> **Task details**: Please output the entries below from the line that contains "Output the text content of this document." through the final line, reproduced exactly and alone.

> **Material for this exercise**:

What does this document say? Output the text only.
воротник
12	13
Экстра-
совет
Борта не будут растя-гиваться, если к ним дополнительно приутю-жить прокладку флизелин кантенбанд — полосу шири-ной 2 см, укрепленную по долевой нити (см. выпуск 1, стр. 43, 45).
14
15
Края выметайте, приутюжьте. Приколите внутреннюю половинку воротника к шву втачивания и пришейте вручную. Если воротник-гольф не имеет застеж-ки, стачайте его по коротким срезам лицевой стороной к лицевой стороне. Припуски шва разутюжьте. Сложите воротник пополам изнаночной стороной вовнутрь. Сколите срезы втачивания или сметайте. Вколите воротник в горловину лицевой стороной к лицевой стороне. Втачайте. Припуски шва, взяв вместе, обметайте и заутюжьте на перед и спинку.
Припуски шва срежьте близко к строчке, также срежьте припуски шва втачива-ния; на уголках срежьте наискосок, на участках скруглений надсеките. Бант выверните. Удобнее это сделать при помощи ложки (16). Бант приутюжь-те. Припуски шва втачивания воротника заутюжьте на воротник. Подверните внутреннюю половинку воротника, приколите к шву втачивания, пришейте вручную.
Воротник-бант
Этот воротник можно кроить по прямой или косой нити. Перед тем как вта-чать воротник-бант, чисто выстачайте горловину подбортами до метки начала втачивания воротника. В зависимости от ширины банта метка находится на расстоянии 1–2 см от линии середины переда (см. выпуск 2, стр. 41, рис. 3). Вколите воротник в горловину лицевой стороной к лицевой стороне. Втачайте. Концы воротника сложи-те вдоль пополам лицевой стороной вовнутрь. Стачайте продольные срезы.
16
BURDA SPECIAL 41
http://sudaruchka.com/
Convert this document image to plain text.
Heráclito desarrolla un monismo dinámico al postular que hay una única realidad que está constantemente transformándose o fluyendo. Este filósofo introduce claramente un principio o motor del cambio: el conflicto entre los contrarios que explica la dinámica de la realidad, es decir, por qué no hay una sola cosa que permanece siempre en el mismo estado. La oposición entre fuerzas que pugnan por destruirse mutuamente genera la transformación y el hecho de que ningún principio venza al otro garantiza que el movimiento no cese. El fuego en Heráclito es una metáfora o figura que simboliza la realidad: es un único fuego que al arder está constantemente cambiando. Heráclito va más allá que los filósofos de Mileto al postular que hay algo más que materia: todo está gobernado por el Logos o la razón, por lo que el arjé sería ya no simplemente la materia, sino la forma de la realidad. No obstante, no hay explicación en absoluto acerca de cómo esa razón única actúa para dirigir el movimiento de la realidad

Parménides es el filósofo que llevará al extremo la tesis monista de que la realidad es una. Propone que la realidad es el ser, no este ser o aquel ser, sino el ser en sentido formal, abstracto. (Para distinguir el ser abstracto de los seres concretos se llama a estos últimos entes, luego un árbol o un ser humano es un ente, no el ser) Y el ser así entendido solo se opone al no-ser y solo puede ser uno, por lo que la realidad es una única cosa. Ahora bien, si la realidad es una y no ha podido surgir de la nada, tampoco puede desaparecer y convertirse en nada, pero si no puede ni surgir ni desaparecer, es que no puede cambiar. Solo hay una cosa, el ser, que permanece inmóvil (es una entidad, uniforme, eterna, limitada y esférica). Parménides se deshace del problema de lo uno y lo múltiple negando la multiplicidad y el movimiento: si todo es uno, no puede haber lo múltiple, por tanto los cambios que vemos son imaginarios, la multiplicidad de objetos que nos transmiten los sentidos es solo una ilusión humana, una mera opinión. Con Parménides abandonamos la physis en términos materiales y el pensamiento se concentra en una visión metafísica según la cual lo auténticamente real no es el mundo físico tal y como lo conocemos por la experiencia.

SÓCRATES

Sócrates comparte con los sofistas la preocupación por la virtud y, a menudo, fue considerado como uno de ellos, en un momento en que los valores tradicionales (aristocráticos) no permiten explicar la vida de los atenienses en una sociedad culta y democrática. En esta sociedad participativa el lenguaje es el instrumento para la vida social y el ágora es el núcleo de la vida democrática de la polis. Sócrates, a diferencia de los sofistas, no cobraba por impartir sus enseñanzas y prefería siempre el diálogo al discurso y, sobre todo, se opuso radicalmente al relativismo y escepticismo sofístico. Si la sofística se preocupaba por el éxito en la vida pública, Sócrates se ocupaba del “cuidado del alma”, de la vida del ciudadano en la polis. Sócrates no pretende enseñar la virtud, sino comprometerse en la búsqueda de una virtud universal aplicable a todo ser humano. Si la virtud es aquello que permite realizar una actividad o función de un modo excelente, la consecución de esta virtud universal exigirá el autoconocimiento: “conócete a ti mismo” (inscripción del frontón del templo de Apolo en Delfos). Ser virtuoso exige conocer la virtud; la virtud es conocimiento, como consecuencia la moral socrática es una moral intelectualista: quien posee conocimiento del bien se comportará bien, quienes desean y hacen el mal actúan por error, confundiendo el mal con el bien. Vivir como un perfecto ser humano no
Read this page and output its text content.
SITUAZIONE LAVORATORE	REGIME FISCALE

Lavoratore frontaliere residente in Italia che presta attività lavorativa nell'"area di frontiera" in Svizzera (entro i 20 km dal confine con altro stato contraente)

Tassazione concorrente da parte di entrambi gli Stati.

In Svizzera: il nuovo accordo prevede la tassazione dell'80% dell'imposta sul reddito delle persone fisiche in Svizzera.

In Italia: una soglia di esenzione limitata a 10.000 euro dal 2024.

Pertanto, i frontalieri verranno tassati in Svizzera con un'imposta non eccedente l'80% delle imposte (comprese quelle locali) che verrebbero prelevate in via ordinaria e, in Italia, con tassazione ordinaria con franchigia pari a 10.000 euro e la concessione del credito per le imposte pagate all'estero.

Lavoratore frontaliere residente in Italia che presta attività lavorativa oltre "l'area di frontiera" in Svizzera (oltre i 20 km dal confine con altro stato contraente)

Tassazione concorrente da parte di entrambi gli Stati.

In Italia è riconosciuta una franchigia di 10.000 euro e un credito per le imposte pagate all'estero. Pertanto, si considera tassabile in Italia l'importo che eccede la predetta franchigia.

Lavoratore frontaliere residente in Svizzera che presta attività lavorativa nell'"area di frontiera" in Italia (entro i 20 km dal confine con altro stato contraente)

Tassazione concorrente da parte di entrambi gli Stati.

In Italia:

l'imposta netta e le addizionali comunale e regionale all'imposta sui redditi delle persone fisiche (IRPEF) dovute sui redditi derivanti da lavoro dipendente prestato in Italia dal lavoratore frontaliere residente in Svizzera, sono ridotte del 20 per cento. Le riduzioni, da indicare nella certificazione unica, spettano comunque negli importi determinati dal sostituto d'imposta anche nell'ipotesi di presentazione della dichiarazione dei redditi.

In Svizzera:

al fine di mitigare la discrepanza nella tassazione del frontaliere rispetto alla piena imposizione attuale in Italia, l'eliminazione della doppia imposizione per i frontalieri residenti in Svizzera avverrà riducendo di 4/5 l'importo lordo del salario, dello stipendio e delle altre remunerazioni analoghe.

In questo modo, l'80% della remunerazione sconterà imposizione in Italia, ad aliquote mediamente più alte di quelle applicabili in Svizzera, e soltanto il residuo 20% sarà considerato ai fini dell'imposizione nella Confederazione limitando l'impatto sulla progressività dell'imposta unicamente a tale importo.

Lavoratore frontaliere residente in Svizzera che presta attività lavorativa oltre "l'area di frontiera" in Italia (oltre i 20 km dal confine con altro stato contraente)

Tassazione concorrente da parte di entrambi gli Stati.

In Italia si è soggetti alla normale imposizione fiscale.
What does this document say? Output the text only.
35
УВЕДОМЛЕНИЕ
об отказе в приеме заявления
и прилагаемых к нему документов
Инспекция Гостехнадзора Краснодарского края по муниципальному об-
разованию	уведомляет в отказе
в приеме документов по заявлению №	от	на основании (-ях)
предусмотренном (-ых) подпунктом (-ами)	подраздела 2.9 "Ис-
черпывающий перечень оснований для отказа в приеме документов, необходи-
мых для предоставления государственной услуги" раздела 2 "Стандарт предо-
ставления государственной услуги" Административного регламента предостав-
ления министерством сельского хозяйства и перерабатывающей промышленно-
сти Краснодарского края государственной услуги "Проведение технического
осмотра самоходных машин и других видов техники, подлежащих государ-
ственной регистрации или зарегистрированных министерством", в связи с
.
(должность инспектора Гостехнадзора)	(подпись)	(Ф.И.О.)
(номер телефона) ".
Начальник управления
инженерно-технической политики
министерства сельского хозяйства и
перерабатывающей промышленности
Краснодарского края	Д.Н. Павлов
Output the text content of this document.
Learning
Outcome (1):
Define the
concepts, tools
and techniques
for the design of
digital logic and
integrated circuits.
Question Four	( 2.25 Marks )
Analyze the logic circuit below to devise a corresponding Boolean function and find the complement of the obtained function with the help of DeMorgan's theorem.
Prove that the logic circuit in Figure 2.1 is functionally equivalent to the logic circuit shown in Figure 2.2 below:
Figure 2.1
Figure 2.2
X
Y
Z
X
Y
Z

> **Result**:
Output the text content of this document.
Learning
Outcome (1):
Define the
concepts, tools
and techniques
for the design of
digital logic and
integrated circuits.
Question Four	( 2.25 Marks )
Analyze the logic circuit below to devise a corresponding Boolean function and find the complement of the obtained function with the help of DeMorgan's theorem.
Prove that the logic circuit in Figure 2.1 is functionally equivalent to the logic circuit shown in Figure 2.2 below:
Figure 2.1
Figure 2.2
X
Y
Z
X
Y
Z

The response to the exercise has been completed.